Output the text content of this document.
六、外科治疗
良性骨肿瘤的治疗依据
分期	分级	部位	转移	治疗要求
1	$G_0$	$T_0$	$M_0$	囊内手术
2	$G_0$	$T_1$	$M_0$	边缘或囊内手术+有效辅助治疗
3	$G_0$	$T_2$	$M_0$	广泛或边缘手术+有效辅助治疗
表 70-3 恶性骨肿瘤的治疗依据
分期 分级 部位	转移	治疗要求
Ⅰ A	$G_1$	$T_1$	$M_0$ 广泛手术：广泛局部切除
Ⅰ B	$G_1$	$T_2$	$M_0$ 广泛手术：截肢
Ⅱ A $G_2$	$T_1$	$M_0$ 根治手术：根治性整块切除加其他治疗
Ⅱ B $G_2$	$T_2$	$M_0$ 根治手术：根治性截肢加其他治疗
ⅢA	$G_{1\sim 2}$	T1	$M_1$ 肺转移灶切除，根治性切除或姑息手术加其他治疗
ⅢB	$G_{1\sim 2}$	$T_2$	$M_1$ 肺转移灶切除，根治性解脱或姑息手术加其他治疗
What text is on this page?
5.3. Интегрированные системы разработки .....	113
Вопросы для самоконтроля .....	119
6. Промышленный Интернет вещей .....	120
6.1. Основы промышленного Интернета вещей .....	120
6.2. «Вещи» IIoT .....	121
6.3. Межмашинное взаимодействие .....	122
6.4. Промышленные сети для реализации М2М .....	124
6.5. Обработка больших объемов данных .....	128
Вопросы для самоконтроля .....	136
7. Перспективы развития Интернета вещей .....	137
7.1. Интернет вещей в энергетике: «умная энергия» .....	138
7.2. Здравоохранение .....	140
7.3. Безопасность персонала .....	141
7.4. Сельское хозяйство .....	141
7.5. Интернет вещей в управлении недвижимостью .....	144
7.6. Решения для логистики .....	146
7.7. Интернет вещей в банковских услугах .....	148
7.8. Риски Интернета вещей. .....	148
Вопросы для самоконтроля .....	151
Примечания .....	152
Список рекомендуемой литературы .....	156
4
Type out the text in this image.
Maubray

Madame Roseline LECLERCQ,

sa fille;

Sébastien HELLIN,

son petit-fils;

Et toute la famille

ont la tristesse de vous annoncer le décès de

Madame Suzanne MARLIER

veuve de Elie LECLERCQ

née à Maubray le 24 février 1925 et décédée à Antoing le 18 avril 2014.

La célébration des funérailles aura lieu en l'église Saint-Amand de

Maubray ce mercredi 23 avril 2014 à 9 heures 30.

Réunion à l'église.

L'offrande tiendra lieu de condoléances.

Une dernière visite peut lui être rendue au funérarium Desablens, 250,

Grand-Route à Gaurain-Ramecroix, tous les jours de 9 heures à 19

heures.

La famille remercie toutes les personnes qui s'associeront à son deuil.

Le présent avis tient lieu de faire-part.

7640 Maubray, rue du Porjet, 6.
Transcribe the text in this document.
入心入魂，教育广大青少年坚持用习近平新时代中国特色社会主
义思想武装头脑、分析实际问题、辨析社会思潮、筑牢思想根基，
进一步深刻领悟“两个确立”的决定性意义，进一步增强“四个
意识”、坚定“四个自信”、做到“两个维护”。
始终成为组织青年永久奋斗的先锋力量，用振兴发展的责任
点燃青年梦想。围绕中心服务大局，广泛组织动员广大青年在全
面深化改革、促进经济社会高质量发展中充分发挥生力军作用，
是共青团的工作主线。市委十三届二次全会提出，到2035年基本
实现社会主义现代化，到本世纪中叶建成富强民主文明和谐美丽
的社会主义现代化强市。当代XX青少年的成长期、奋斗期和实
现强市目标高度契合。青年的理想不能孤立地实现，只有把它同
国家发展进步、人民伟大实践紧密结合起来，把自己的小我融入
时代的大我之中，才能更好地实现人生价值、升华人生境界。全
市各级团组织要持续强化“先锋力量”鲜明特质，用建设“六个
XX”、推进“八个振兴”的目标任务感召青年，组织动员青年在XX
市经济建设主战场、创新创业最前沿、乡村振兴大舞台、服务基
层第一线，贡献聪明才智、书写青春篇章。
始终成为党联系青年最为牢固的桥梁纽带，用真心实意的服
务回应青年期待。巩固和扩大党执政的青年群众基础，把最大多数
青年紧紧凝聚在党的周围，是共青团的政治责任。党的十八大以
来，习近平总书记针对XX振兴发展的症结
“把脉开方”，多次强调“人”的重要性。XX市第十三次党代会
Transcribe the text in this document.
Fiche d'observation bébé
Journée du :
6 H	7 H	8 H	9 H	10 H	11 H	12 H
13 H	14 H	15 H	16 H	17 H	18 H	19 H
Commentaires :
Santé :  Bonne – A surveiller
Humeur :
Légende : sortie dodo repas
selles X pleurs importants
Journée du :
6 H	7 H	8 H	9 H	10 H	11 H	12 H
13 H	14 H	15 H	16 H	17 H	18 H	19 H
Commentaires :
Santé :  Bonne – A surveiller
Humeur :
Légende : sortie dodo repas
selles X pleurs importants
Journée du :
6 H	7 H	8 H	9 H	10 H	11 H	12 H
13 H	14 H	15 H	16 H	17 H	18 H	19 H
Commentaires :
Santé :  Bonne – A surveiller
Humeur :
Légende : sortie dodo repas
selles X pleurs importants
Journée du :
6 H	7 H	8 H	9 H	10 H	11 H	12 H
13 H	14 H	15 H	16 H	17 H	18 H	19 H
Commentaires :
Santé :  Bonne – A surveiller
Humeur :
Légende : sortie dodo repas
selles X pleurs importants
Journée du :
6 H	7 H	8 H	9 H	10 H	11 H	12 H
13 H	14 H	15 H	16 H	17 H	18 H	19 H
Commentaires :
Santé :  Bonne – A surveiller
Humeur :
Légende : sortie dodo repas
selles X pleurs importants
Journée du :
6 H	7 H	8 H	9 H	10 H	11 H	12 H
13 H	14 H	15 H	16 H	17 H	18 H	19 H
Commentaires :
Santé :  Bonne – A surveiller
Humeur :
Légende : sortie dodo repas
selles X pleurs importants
=-=-=-=-=
TASK BRIEF - Output the listing above word for word.

OUTPUT BELOW -
Output the text content of this document.
六、外科治疗
良性骨肿瘤的治疗依据
分期	分级	部位	转移	治疗要求
1	$G_0$	$T_0$	$M_0$	囊内手术
2	$G_0$	$T_1$	$M_0$	边缘或囊内手术+有效辅助治疗
3	$G_0$	$T_2$	$M_0$	广泛或边缘手术+有效辅助治疗
表 70-3 恶性骨肿瘤的治疗依据
分期 分级 部位	转移	治疗要求
Ⅰ A	$G_1$	$T_1$	$M_0$ 广泛手术：广泛局部切除
Ⅰ B	$G_1$	$T_2$	$M_0$ 广泛手术：截肢
Ⅱ A $G_2$	$T_1$	$M_0$ 根治手术：根治性整块切除加其他治疗
Ⅱ B $G_2$	$T_2$	$M_0$ 根治手术：根治性截肢加其他治疗
ⅢA	$G_{1\sim 2}$	T1	$M_1$ 肺转移灶切除，根治性切除或姑息手术加其他治疗
ⅢB	$G_{1\sim 2}$	$T_2$	$M_1$ 肺转移灶切除，根治性解脱或姑息手术加其他治疗
What text is on this page?
5.3. Интегрированные системы разработки .....	113
Вопросы для самоконтроля .....	119
6. Промышленный Интернет вещей .....	120
6.1. Основы промышленного Интернета вещей .....	120
6.2. «Вещи» IIoT .....	121
6.3. Межмашинное взаимодействие .....	122
6.4. Промышленные сети для реализации М2М .....	124
6.5. Обработка больших объемов данных .....	128
Вопросы для самоконтроля .....	136
7. Перспективы развития Интернета вещей .....	137
7.1. Интернет вещей в энергетике: «умная энергия» .....	138
7.2. Здравоохранение .....	140
7.3. Безопасность персонала .....	141
7.4. Сельское хозяйство .....	141
7.5. Интернет вещей в управлении недвижимостью .....	144
7.6. Решения для логистики .....	146
7.7. Интернет вещей в банковских услугах .....	148
7.8. Риски Интернета вещей. .....	148
Вопросы для самоконтроля .....	151
Примечания .....	152
Список рекомендуемой литературы .....	156
4
Type out the text in this image.
Maubray

Madame Roseline LECLERCQ,

sa fille;

Sébastien HELLIN,

son petit-fils;

Et toute la famille

ont la tristesse de vous annoncer le décès de

Madame Suzanne MARLIER

veuve de Elie LECLERCQ

née à Maubray le 24 février 1925 et décédée à Antoing le 18 avril 2014.

La célébration des funérailles aura lieu en l'église Saint-Amand de

Maubray ce mercredi 23 avril 2014 à 9 heures 30.

Réunion à l'église.

L'offrande tiendra lieu de condoléances.

Une dernière visite peut lui être rendue au funérarium Desablens, 250,

Grand-Route à Gaurain-Ramecroix, tous les jours de 9 heures à 19

heures.

La famille remercie toutes les personnes qui s'associeront à son deuil.

Le présent avis tient lieu de faire-part.

7640 Maubray, rue du Porjet, 6.
Transcribe the text in this document.
入心入魂，教育广大青少年坚持用习近平新时代中国特色社会主
义思想武装头脑、分析实际问题、辨析社会思潮、筑牢思想根基，
进一步深刻领悟“两个确立”的决定性意义，进一步增强“四个
意识”、坚定“四个自信”、做到“两个维护”。
始终成为组织青年永久奋斗的先锋力量，用振兴发展的责任
点燃青年梦想。围绕中心服务大局，广泛组织动员广大青年在全
面深化改革、促进经济社会高质量发展中充分发挥生力军作用，
是共青团的工作主线。市委十三届二次全会提出，到2035年基本
实现社会主义现代化，到本世纪中叶建成富强民主文明和谐美丽
的社会主义现代化强市。当代XX青少年的成长期、奋斗期和实
现强市目标高度契合。青年的理想不能孤立地实现，只有把它同
国家发展进步、人民伟大实践紧密结合起来，把自己的小我融入
时代的大我之中，才能更好地实现人生价值、升华人生境界。全
市各级团组织要持续强化“先锋力量”鲜明特质，用建设“六个
XX”、推进“八个振兴”的目标任务感召青年，组织动员青年在XX
市经济建设主战场、创新创业最前沿、乡村振兴大舞台、服务基
层第一线，贡献聪明才智、书写青春篇章。
始终成为党联系青年最为牢固的桥梁纽带，用真心实意的服
务回应青年期待。巩固和扩大党执政的青年群众基础，把最大多数
青年紧紧凝聚在党的周围，是共青团的政治责任。党的十八大以
来，习近平总书记针对XX振兴发展的症结
“把脉开方”，多次强调“人”的重要性。XX市第十三次党代会
Transcribe the text in this document.
Fiche d'observation bébé
Journée du :
6 H	7 H	8 H	9 H	10 H	11 H	12 H
13 H	14 H	15 H	16 H	17 H	18 H	19 H
Commentaires :
Santé :  Bonne – A surveiller
Humeur :
Légende : sortie dodo repas
selles X pleurs importants
Journée du :
6 H	7 H	8 H	9 H	10 H	11 H	12 H
13 H	14 H	15 H	16 H	17 H	18 H	19 H
Commentaires :
Santé :  Bonne – A surveiller
Humeur :
Légende : sortie dodo repas
selles X pleurs importants
Journée du :
6 H	7 H	8 H	9 H	10 H	11 H	12 H
13 H	14 H	15 H	16 H	17 H	18 H	19 H
Commentaires :
Santé :  Bonne – A surveiller
Humeur :
Légende : sortie dodo repas
selles X pleurs importants
Journée du :
6 H	7 H	8 H	9 H	10 H	11 H	12 H
13 H	14 H	15 H	16 H	17 H	18 H	19 H
Commentaires :
Santé :  Bonne – A surveiller
Humeur :
Légende : sortie dodo repas
selles X pleurs importants
Journée du :
6 H	7 H	8 H	9 H	10 H	11 H	12 H
13 H	14 H	15 H	16 H	17 H	18 H	19 H
Commentaires :
Santé :  Bonne – A surveiller
Humeur :
Légende : sortie dodo repas
selles X pleurs importants
Journée du :
6 H	7 H	8 H	9 H	10 H	11 H	12 H
13 H	14 H	15 H	16 H	17 H	18 H	19 H
Commentaires :
Santé :  Bonne – A surveiller
Humeur :
Légende : sortie dodo repas
selles X pleurs importants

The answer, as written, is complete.